** START Extracted information **
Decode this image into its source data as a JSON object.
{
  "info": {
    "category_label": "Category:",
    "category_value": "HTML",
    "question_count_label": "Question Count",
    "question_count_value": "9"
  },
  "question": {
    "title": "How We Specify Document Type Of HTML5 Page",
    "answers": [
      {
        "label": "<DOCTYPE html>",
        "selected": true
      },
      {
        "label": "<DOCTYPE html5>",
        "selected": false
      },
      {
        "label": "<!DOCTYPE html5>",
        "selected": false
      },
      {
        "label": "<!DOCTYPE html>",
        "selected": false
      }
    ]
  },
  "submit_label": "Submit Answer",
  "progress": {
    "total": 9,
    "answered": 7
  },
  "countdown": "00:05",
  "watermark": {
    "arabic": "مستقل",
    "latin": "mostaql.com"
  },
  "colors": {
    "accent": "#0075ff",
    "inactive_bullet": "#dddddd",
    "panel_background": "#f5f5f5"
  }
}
** END Extracted information **
What is asked:
All of the material must be reproduced exactly.

Final result:
Decode this image into its source data as a JSON object.
{
  "info": {
    "category_label": "Category:",
    "category_value": "HTML",
    "question_count_label": "Question Count",
    "question_count_value": "9"
  },
  "question": {
    "title": "How We Specify Document Type Of HTML5 Page",
    "answers": [
      {
        "label": "<DOCTYPE html>",
        "selected": true
      },
      {
        "label": "<DOCTYPE html5>",
        "selected": false
      },
      {
        "label": "<!DOCTYPE html5>",
        "selected": false
      },
      {
        "label": "<!DOCTYPE html>",
        "selected": false
      }
    ]
  },
  "submit_label": "Submit Answer",
  "progress": {
    "total": 9,
    "answered": 7
  },
  "countdown": "00:05",
  "watermark": {
    "arabic": "مستقل",
    "latin": "mostaql.com"
  },
  "colors": {
    "accent": "#0075ff",
    "inactive_bullet": "#dddddd",
    "panel_background": "#f5f5f5"
  }
}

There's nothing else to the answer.